Write out each line from the data below that includes the word "label".
····················
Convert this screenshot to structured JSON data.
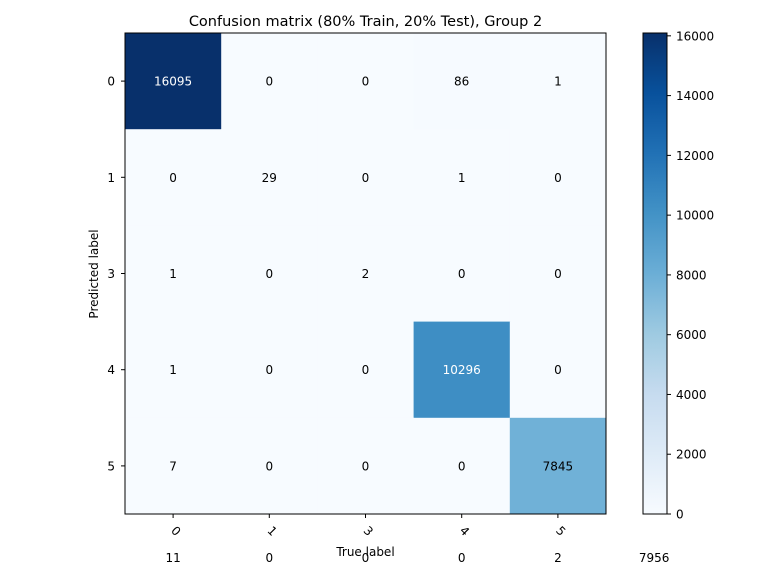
{
  "chart_data": {
    "type": "heatmap",
    "title": "Confusion matrix (80% Train, 20% Test), Group 2",
    "xlabel": "True label",
    "ylabel": "Predicted label",
    "x_categories": [
      "0",
      "1",
      "3",
      "4",
      "5"
    ],
    "y_categories": [
      "0",
      "1",
      "3",
      "4",
      "5"
    ],
    "values": [
      [
        16095,
        0,
        0,
        86,
        1
      ],
      [
        0,
        29,
        0,
        1,
        0
      ],
      [
        1,
        0,
        2,
        0,
        0
      ],
      [
        1,
        0,
        0,
        10296,
        0
      ],
      [
        7,
        0,
        0,
        0,
        7845
      ]
    ],
    "overflow_row": [
      "11",
      "0",
      "0",
      "0",
      "2",
      "7956"
    ],
    "color_range": [
      0,
      16095
    ],
    "colormap": "Blues",
    "colorbar_ticks": [
      0,
      2000,
      4000,
      6000,
      8000,
      10000,
      12000,
      14000,
      16000
    ]
  }
}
····················
■ Response ■
    "xlabel": "True label",
    "ylabel": "Predicted label",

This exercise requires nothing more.